Work to complete:
Copy out every line exactly as given.

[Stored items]
----------

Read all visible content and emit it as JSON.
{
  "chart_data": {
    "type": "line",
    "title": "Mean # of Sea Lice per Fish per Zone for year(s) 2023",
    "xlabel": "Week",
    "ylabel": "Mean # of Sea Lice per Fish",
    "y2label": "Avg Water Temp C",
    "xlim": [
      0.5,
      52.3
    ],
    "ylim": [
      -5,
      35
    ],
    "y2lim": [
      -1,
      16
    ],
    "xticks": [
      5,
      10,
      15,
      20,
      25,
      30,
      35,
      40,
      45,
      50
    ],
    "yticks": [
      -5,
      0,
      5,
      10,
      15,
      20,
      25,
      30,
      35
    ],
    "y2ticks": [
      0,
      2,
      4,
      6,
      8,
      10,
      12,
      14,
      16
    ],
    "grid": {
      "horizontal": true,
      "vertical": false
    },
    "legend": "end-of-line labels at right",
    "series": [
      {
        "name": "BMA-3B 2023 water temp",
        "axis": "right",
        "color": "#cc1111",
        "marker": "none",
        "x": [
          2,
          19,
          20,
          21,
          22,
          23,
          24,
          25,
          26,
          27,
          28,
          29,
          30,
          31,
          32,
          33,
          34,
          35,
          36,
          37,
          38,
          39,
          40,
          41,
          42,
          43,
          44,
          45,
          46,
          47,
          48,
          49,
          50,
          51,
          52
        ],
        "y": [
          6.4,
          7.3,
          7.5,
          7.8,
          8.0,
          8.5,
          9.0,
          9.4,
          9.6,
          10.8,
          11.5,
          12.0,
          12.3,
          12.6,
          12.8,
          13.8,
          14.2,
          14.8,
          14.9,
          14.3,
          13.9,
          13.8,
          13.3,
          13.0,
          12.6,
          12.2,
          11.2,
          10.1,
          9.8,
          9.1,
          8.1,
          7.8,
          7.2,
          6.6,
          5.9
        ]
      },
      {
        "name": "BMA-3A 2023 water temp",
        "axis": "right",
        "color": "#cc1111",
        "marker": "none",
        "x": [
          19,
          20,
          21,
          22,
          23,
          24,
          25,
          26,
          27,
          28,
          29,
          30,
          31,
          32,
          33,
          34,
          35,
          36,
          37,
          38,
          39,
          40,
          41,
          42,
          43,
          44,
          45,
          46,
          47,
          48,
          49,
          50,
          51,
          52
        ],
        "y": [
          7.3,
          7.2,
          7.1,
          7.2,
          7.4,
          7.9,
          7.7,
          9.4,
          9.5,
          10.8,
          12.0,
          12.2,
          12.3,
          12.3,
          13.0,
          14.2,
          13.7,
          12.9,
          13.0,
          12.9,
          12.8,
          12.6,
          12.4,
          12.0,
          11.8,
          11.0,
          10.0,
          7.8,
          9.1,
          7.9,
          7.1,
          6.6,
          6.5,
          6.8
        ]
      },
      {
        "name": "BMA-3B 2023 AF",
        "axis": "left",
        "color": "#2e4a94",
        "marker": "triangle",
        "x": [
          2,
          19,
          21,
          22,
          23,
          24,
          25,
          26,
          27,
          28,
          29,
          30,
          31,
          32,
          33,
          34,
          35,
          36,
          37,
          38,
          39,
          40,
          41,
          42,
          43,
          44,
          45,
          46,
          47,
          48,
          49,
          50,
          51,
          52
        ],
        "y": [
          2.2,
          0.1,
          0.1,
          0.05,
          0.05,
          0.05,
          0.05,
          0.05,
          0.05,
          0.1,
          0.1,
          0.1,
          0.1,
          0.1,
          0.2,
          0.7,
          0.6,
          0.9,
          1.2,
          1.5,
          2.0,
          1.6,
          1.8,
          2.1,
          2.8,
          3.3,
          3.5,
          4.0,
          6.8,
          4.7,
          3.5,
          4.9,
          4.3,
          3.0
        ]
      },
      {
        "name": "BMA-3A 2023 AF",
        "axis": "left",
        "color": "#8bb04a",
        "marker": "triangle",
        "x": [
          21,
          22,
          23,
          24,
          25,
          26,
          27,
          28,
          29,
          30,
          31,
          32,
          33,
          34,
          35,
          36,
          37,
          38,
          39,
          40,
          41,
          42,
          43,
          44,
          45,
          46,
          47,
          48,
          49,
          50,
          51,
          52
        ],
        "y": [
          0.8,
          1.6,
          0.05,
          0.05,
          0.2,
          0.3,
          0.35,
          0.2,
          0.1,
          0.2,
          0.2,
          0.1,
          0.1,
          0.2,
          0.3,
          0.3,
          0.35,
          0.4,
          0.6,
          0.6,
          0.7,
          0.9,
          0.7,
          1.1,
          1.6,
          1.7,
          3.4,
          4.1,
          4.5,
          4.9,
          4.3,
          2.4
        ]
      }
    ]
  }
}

----------

Problem solution:
Read all visible content and emit it as JSON.
{
  "chart_data": {
    "type": "line",
    "title": "Mean # of Sea Lice per Fish per Zone for year(s) 2023",
    "xlabel": "Week",
    "ylabel": "Mean # of Sea Lice per Fish",
    "y2label": "Avg Water Temp C",
    "xlim": [
      0.5,
      52.3
    ],
    "ylim": [
      -5,
      35
    ],
    "y2lim": [
      -1,
      16
    ],
    "xticks": [
      5,
      10,
      15,
      20,
      25,
      30,
      35,
      40,
      45,
      50
    ],
    "yticks": [
      -5,
      0,
      5,
      10,
      15,
      20,
      25,
      30,
      35
    ],
    "y2ticks": [
      0,
      2,
      4,
      6,
      8,
      10,
      12,
      14,
      16
    ],
    "grid": {
      "horizontal": true,
      "vertical": false
    },
    "legend": "end-of-line labels at right",
    "series": [
      {
        "name": "BMA-3B 2023 water temp",
        "axis": "right",
        "color": "#cc1111",
        "marker": "none",
        "x": [
          2,
          19,
          20,
          21,
          22,
          23,
          24,
          25,
          26,
          27,
          28,
          29,
          30,
          31,
          32,
          33,
          34,
          35,
          36,
          37,
          38,
          39,
          40,
          41,
          42,
          43,
          44,
          45,
          46,
          47,
          48,
          49,
          50,
          51,
          52
        ],
        "y": [
          6.4,
          7.3,
          7.5,
          7.8,
          8.0,
          8.5,
          9.0,
          9.4,
          9.6,
          10.8,
          11.5,
          12.0,
          12.3,
          12.6,
          12.8,
          13.8,
          14.2,
          14.8,
          14.9,
          14.3,
          13.9,
          13.8,
          13.3,
          13.0,
          12.6,
          12.2,
          11.2,
          10.1,
          9.8,
          9.1,
          8.1,
          7.8,
          7.2,
          6.6,
          5.9
        ]
      },
      {
        "name": "BMA-3A 2023 water temp",
        "axis": "right",
        "color": "#cc1111",
        "marker": "none",
        "x": [
          19,
          20,
          21,
          22,
          23,
          24,
          25,
          26,
          27,
          28,
          29,
          30,
          31,
          32,
          33,
          34,
          35,
          36,
          37,
          38,
          39,
          40,
          41,
          42,
          43,
          44,
          45,
          46,
          47,
          48,
          49,
          50,
          51,
          52
        ],
        "y": [
          7.3,
          7.2,
          7.1,
          7.2,
          7.4,
          7.9,
          7.7,
          9.4,
          9.5,
          10.8,
          12.0,
          12.2,
          12.3,
          12.3,
          13.0,
          14.2,
          13.7,
          12.9,
          13.0,
          12.9,
          12.8,
          12.6,
          12.4,
          12.0,
          11.8,
          11.0,
          10.0,
          7.8,
          9.1,
          7.9,
          7.1,
          6.6,
          6.5,
          6.8
        ]
      },
      {
        "name": "BMA-3B 2023 AF",
        "axis": "left",
        "color": "#2e4a94",
        "marker": "triangle",
        "x": [
          2,
          19,
          21,
          22,
          23,
          24,
          25,
          26,
          27,
          28,
          29,
          30,
          31,
          32,
          33,
          34,
          35,
          36,
          37,
          38,
          39,
          40,
          41,
          42,
          43,
          44,
          45,
          46,
          47,
          48,
          49,
          50,
          51,
          52
        ],
        "y": [
          2.2,
          0.1,
          0.1,
          0.05,
          0.05,
          0.05,
          0.05,
          0.05,
          0.05,
          0.1,
          0.1,
          0.1,
          0.1,
          0.1,
          0.2,
          0.7,
          0.6,
          0.9,
          1.2,
          1.5,
          2.0,
          1.6,
          1.8,
          2.1,
          2.8,
          3.3,
          3.5,
          4.0,
          6.8,
          4.7,
          3.5,
          4.9,
          4.3,
          3.0
        ]
      },
      {
        "name": "BMA-3A 2023 AF",
        "axis": "left",
        "color": "#8bb04a",
        "marker": "triangle",
        "x": [
          21,
          22,
          23,
          24,
          25,
          26,
          27,
          28,
          29,
          30,
          31,
          32,
          33,
          34,
          35,
          36,
          37,
          38,
          39,
          40,
          41,
          42,
          43,
          44,
          45,
          46,
          47,
          48,
          49,
          50,
          51,
          52
        ],
        "y": [
          0.8,
          1.6,
          0.05,
          0.05,
          0.2,
          0.3,
          0.35,
          0.2,
          0.1,
          0.2,
          0.2,
          0.1,
          0.1,
          0.2,
          0.3,
          0.3,
          0.35,
          0.4,
          0.6,
          0.6,
          0.7,
          0.9,
          0.7,
          1.1,
          1.6,
          1.7,
          3.4,
          4.1,
          4.5,
          4.9,
          4.3,
          2.4
        ]
      }
    ]
  }
}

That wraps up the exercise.